> **PROBLEM DETAILS**: What follows is a block of records; restate each one word for word.

> **RECORDS FOR THIS TASK**:

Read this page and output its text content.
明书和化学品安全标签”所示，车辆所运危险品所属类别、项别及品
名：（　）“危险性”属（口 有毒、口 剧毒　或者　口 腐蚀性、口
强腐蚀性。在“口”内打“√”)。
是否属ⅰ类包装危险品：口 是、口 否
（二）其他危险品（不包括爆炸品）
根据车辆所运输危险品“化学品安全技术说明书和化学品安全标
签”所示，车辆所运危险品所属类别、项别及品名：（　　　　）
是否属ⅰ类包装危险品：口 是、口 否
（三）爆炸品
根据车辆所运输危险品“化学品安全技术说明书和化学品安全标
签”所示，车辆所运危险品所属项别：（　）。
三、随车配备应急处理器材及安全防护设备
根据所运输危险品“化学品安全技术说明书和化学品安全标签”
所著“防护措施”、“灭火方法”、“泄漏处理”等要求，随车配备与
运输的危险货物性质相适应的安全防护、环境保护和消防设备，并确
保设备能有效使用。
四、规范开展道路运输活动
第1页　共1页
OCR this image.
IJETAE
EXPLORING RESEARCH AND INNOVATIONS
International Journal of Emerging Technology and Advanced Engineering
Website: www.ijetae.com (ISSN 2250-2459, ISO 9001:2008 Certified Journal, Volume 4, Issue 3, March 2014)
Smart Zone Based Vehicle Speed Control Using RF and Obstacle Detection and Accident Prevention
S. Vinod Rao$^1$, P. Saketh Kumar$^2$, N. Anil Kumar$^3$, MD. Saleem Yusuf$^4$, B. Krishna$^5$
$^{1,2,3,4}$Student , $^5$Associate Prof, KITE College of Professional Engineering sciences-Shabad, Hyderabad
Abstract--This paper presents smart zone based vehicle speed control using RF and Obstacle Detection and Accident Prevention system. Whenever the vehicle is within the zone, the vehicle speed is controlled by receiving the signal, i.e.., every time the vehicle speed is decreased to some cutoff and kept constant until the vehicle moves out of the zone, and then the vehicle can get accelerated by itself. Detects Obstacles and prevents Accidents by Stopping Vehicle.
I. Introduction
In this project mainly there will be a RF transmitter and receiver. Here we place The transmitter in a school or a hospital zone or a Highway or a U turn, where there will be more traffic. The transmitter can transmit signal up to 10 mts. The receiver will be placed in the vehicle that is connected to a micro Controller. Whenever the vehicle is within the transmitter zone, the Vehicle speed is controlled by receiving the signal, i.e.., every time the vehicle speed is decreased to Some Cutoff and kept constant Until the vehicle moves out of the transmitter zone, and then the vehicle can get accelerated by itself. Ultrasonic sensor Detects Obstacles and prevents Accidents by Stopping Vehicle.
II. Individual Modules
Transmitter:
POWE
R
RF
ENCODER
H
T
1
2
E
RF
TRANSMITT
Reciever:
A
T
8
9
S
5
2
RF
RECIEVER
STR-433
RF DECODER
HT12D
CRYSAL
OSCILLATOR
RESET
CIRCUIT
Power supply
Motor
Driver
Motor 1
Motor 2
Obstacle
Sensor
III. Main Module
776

> **RESULT OF THIS EXERCISE**:
Read this page and output its text content.
明书和化学品安全标签”所示，车辆所运危险品所属类别、项别及品
名：（　）“危险性”属（口 有毒、口 剧毒　或者　口 腐蚀性、口
强腐蚀性。在“口”内打“√”)。
是否属ⅰ类包装危险品：口 是、口 否
（二）其他危险品（不包括爆炸品）
根据车辆所运输危险品“化学品安全技术说明书和化学品安全标
签”所示，车辆所运危险品所属类别、项别及品名：（　　　　）
是否属ⅰ类包装危险品：口 是、口 否
（三）爆炸品
根据车辆所运输危险品“化学品安全技术说明书和化学品安全标
签”所示，车辆所运危险品所属项别：（　）。
三、随车配备应急处理器材及安全防护设备
根据所运输危险品“化学品安全技术说明书和化学品安全标签”
所著“防护措施”、“灭火方法”、“泄漏处理”等要求，随车配备与
运输的危险货物性质相适应的安全防护、环境保护和消防设备，并确
保设备能有效使用。
四、规范开展道路运输活动
第1页　共1页
OCR this image.
IJETAE
EXPLORING RESEARCH AND INNOVATIONS
International Journal of Emerging Technology and Advanced Engineering
Website: www.ijetae.com (ISSN 2250-2459, ISO 9001:2008 Certified Journal, Volume 4, Issue 3, March 2014)
Smart Zone Based Vehicle Speed Control Using RF and Obstacle Detection and Accident Prevention
S. Vinod Rao$^1$, P. Saketh Kumar$^2$, N. Anil Kumar$^3$, MD. Saleem Yusuf$^4$, B. Krishna$^5$
$^{1,2,3,4}$Student , $^5$Associate Prof, KITE College of Professional Engineering sciences-Shabad, Hyderabad
Abstract--This paper presents smart zone based vehicle speed control using RF and Obstacle Detection and Accident Prevention system. Whenever the vehicle is within the zone, the vehicle speed is controlled by receiving the signal, i.e.., every time the vehicle speed is decreased to some cutoff and kept constant until the vehicle moves out of the zone, and then the vehicle can get accelerated by itself. Detects Obstacles and prevents Accidents by Stopping Vehicle.
I. Introduction
In this project mainly there will be a RF transmitter and receiver. Here we place The transmitter in a school or a hospital zone or a Highway or a U turn, where there will be more traffic. The transmitter can transmit signal up to 10 mts. The receiver will be placed in the vehicle that is connected to a micro Controller. Whenever the vehicle is within the transmitter zone, the Vehicle speed is controlled by receiving the signal, i.e.., every time the vehicle speed is decreased to Some Cutoff and kept constant Until the vehicle moves out of the transmitter zone, and then the vehicle can get accelerated by itself. Ultrasonic sensor Detects Obstacles and prevents Accidents by Stopping Vehicle.
II. Individual Modules
Transmitter:
POWE
R
RF
ENCODER
H
T
1
2
E
RF
TRANSMITT
Reciever:
A
T
8
9
S
5
2
RF
RECIEVER
STR-433
RF DECODER
HT12D
CRYSAL
OSCILLATOR
RESET
CIRCUIT
Power supply
Motor
Driver
Motor 1
Motor 2
Obstacle
Sensor
III. Main Module
776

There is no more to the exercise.